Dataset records
________________________________________

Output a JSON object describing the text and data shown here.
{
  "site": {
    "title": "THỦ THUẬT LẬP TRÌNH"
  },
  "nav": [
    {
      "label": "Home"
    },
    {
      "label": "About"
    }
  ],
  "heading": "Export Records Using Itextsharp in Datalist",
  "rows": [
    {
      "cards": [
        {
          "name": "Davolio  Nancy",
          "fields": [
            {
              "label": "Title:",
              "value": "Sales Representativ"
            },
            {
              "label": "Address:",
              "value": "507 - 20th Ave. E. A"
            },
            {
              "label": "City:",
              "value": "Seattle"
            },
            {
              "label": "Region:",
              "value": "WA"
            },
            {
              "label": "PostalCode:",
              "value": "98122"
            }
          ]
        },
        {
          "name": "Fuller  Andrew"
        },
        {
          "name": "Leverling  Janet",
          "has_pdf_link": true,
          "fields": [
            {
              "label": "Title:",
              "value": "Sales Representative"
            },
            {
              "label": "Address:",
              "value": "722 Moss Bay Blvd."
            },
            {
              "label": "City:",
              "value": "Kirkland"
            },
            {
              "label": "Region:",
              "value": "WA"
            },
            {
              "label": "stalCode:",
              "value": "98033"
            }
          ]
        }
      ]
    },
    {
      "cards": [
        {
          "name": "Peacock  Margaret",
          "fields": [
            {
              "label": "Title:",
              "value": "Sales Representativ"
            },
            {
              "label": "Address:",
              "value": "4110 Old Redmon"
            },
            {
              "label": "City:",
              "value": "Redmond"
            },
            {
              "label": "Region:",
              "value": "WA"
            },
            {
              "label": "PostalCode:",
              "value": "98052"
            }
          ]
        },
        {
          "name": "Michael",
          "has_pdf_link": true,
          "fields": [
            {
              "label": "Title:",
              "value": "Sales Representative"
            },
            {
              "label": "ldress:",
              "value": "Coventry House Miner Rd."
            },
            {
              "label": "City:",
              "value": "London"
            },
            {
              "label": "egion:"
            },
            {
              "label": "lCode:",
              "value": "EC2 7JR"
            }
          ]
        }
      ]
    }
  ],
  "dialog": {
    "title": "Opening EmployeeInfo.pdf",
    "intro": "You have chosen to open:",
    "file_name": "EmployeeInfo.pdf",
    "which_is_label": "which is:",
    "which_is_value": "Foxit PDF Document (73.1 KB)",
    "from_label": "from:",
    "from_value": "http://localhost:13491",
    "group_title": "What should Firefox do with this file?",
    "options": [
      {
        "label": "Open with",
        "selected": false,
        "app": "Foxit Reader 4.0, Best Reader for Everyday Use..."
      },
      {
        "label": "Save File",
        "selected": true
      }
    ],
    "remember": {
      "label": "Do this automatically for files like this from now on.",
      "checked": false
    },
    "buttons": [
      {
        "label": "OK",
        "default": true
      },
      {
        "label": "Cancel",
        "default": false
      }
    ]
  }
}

________________________________________

**Given exercise**
Show all lines from the data above in which the word "true" appears.

**Worked answer**
          "has_pdf_link": true,
          "has_pdf_link": true,
        "selected": true
        "default": true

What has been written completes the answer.